» **AIM OF THE EXERCISE**:
Take from the listing each line that has the string "title".

» **DATASET EXCERPTS**:
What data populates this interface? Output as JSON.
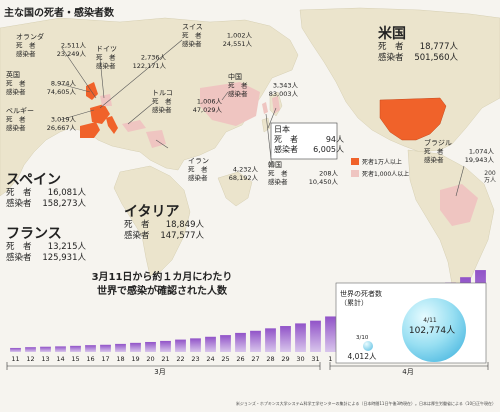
{
  "chart_data": [
    {
      "type": "table",
      "title": "主な国の死者・感染者数",
      "death_label": "死　者",
      "case_label": "感染者",
      "countries": [
        {
          "name": "スイス",
          "deaths": "1,002人",
          "cases": "24,551人"
        },
        {
          "name": "オランダ",
          "deaths": "2,511人",
          "cases": "23,249人"
        },
        {
          "name": "ドイツ",
          "deaths": "2,736人",
          "cases": "122,171人"
        },
        {
          "name": "英国",
          "deaths": "8,974人",
          "cases": "74,605人"
        },
        {
          "name": "ベルギー",
          "deaths": "3,019人",
          "cases": "26,667人"
        },
        {
          "name": "トルコ",
          "deaths": "1,006人",
          "cases": "47,029人"
        },
        {
          "name": "中国",
          "deaths": "3,343人",
          "cases": "83,003人"
        },
        {
          "name": "米国",
          "deaths": "18,777人",
          "cases": "501,560人"
        },
        {
          "name": "日本",
          "deaths": "94人",
          "cases": "6,005人"
        },
        {
          "name": "イラン",
          "deaths": "4,232人",
          "cases": "68,192人"
        },
        {
          "name": "韓国",
          "deaths": "208人",
          "cases": "10,450人"
        },
        {
          "name": "ブラジル",
          "deaths": "1,074人",
          "cases": "19,943人"
        },
        {
          "name": "スペイン",
          "deaths": "16,081人",
          "cases": "158,273人"
        },
        {
          "name": "イタリア",
          "deaths": "18,849人",
          "cases": "147,577人"
        },
        {
          "name": "フランス",
          "deaths": "13,215人",
          "cases": "125,931人"
        }
      ],
      "legend": [
        {
          "label": "死者1万人以上",
          "color": "#f0622a"
        },
        {
          "label": "死者1,000人以上",
          "color": "#efc5c1"
        }
      ]
    },
    {
      "type": "bar",
      "title": "3月11日から約１カ月にわたり\n世界で感染が確認された人数",
      "categories": [
        "11",
        "12",
        "13",
        "14",
        "15",
        "16",
        "17",
        "18",
        "19",
        "20",
        "21",
        "22",
        "23",
        "24",
        "25",
        "26",
        "27",
        "28",
        "29",
        "30",
        "31",
        "1",
        "2",
        "3",
        "4",
        "5",
        "6",
        "7",
        "8",
        "9",
        "10",
        "11"
      ],
      "values": [
        4600,
        5500,
        6000,
        6400,
        7000,
        7800,
        8200,
        9200,
        10400,
        11400,
        12600,
        14100,
        15500,
        17300,
        19200,
        21700,
        24100,
        26900,
        29500,
        32500,
        35600,
        40400,
        44800,
        49700,
        54400,
        59300,
        62700,
        66300,
        72400,
        78800,
        85000,
        93100
      ],
      "ylim": [
        0,
        100
      ],
      "y_unit": "200\n万人",
      "month_labels": [
        "3月",
        "4月"
      ],
      "bar_color": "#9b68c9",
      "inset": {
        "title": "世界の死者数\n（累計）",
        "small_date": "3/10",
        "small_value": "4,012人",
        "big_date": "4/11",
        "big_value": "102,774人"
      }
    }
  ],
  "source": "米ジョンズ・ホプキンス大学システム科学工学センターの集計による（日本時間11日午後3時現在）。日本は厚生労働省による（10日正午現在）"
}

» **SOLUTION**:
      "title": "主な国の死者・感染者数",
      "title": "3月11日から約１カ月にわたり\n世界で感染が確認された人数",
        "title": "世界の死者数\n（累計）",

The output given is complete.